Problem to work on: Your task is to print all of the material verbatim.

* BEGIN *

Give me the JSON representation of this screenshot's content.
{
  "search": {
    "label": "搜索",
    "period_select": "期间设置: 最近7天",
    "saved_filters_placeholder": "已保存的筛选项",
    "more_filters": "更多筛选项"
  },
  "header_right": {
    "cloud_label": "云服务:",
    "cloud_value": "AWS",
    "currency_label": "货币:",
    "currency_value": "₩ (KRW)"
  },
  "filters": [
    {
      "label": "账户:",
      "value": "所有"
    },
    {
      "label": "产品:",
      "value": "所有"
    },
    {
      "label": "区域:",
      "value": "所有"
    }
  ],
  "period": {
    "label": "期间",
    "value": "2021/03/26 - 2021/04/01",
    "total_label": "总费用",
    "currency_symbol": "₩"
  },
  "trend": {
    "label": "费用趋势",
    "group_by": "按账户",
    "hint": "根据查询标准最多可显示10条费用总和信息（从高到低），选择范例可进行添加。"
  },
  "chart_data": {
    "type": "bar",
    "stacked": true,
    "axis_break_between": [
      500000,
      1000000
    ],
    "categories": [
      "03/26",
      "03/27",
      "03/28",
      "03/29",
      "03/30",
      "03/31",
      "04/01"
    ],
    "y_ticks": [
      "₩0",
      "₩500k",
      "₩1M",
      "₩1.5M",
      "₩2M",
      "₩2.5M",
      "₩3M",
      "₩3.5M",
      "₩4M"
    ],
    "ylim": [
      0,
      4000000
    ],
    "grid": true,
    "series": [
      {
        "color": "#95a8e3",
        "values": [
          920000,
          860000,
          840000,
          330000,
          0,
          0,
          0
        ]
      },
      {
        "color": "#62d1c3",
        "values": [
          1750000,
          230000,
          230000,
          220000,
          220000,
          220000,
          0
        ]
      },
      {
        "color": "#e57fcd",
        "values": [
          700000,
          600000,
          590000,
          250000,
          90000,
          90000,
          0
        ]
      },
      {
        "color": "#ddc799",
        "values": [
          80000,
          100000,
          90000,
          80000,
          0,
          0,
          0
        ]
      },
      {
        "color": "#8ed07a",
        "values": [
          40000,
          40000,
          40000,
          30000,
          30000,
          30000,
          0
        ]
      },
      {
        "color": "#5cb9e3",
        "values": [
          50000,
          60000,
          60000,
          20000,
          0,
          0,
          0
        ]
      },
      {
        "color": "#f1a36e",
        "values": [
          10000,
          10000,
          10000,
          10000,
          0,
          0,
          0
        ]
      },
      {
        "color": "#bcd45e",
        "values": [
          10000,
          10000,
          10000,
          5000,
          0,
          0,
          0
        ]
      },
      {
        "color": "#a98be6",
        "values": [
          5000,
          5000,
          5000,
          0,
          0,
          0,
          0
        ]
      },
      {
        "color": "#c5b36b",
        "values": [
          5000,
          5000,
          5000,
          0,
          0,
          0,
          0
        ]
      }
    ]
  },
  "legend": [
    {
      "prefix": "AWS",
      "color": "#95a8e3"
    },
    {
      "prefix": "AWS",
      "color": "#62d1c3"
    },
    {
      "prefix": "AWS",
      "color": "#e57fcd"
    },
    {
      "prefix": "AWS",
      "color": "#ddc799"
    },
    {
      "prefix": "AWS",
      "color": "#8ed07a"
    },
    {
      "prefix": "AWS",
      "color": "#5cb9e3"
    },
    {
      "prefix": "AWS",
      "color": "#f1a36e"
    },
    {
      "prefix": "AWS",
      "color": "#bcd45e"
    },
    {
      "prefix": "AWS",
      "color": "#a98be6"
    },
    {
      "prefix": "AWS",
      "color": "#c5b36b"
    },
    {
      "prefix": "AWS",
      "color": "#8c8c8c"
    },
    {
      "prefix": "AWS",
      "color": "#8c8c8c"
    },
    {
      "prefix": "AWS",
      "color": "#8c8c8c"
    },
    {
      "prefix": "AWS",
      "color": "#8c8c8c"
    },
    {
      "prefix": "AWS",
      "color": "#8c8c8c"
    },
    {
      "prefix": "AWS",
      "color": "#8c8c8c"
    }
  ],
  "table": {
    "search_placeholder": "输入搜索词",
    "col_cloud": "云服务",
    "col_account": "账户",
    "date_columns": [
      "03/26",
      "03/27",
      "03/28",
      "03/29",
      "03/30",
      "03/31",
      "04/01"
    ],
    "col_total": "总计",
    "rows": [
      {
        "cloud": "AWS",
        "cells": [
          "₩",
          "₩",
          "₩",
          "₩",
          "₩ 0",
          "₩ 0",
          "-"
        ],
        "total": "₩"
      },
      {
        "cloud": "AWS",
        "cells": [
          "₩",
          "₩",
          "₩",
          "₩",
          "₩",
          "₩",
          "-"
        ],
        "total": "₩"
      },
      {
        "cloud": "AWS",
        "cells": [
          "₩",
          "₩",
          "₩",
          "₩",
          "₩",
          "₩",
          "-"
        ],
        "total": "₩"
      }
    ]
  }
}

* END *

Result:
Give me the JSON representation of this screenshot's content.
{
  "search": {
    "label": "搜索",
    "period_select": "期间设置: 最近7天",
    "saved_filters_placeholder": "已保存的筛选项",
    "more_filters": "更多筛选项"
  },
  "header_right": {
    "cloud_label": "云服务:",
    "cloud_value": "AWS",
    "currency_label": "货币:",
    "currency_value": "₩ (KRW)"
  },
  "filters": [
    {
      "label": "账户:",
      "value": "所有"
    },
    {
      "label": "产品:",
      "value": "所有"
    },
    {
      "label": "区域:",
      "value": "所有"
    }
  ],
  "period": {
    "label": "期间",
    "value": "2021/03/26 - 2021/04/01",
    "total_label": "总费用",
    "currency_symbol": "₩"
  },
  "trend": {
    "label": "费用趋势",
    "group_by": "按账户",
    "hint": "根据查询标准最多可显示10条费用总和信息（从高到低），选择范例可进行添加。"
  },
  "chart_data": {
    "type": "bar",
    "stacked": true,
    "axis_break_between": [
      500000,
      1000000
    ],
    "categories": [
      "03/26",
      "03/27",
      "03/28",
      "03/29",
      "03/30",
      "03/31",
      "04/01"
    ],
    "y_ticks": [
      "₩0",
      "₩500k",
      "₩1M",
      "₩1.5M",
      "₩2M",
      "₩2.5M",
      "₩3M",
      "₩3.5M",
      "₩4M"
    ],
    "ylim": [
      0,
      4000000
    ],
    "grid": true,
    "series": [
      {
        "color": "#95a8e3",
        "values": [
          920000,
          860000,
          840000,
          330000,
          0,
          0,
          0
        ]
      },
      {
        "color": "#62d1c3",
        "values": [
          1750000,
          230000,
          230000,
          220000,
          220000,
          220000,
          0
        ]
      },
      {
        "color": "#e57fcd",
        "values": [
          700000,
          600000,
          590000,
          250000,
          90000,
          90000,
          0
        ]
      },
      {
        "color": "#ddc799",
        "values": [
          80000,
          100000,
          90000,
          80000,
          0,
          0,
          0
        ]
      },
      {
        "color": "#8ed07a",
        "values": [
          40000,
          40000,
          40000,
          30000,
          30000,
          30000,
          0
        ]
      },
      {
        "color": "#5cb9e3",
        "values": [
          50000,
          60000,
          60000,
          20000,
          0,
          0,
          0
        ]
      },
      {
        "color": "#f1a36e",
        "values": [
          10000,
          10000,
          10000,
          10000,
          0,
          0,
          0
        ]
      },
      {
        "color": "#bcd45e",
        "values": [
          10000,
          10000,
          10000,
          5000,
          0,
          0,
          0
        ]
      },
      {
        "color": "#a98be6",
        "values": [
          5000,
          5000,
          5000,
          0,
          0,
          0,
          0
        ]
      },
      {
        "color": "#c5b36b",
        "values": [
          5000,
          5000,
          5000,
          0,
          0,
          0,
          0
        ]
      }
    ]
  },
  "legend": [
    {
      "prefix": "AWS",
      "color": "#95a8e3"
    },
    {
      "prefix": "AWS",
      "color": "#62d1c3"
    },
    {
      "prefix": "AWS",
      "color": "#e57fcd"
    },
    {
      "prefix": "AWS",
      "color": "#ddc799"
    },
    {
      "prefix": "AWS",
      "color": "#8ed07a"
    },
    {
      "prefix": "AWS",
      "color": "#5cb9e3"
    },
    {
      "prefix": "AWS",
      "color": "#f1a36e"
    },
    {
      "prefix": "AWS",
      "color": "#bcd45e"
    },
    {
      "prefix": "AWS",
      "color": "#a98be6"
    },
    {
      "prefix": "AWS",
      "color": "#c5b36b"
    },
    {
      "prefix": "AWS",
      "color": "#8c8c8c"
    },
    {
      "prefix": "AWS",
      "color": "#8c8c8c"
    },
    {
      "prefix": "AWS",
      "color": "#8c8c8c"
    },
    {
      "prefix": "AWS",
      "color": "#8c8c8c"
    },
    {
      "prefix": "AWS",
      "color": "#8c8c8c"
    },
    {
      "prefix": "AWS",
      "color": "#8c8c8c"
    }
  ],
  "table": {
    "search_placeholder": "输入搜索词",
    "col_cloud": "云服务",
    "col_account": "账户",
    "date_columns": [
      "03/26",
      "03/27",
      "03/28",
      "03/29",
      "03/30",
      "03/31",
      "04/01"
    ],
    "col_total": "总计",
    "rows": [
      {
        "cloud": "AWS",
        "cells": [
          "₩",
          "₩",
          "₩",
          "₩",
          "₩ 0",
          "₩ 0",
          "-"
        ],
        "total": "₩"
      },
      {
        "cloud": "AWS",
        "cells": [
          "₩",
          "₩",
          "₩",
          "₩",
          "₩",
          "₩",
          "-"
        ],
        "total": "₩"
      },
      {
        "cloud": "AWS",
        "cells": [
          "₩",
          "₩",
          "₩",
          "₩",
          "₩",
          "₩",
          "-"
        ],
        "total": "₩"
      }
    ]
  }
}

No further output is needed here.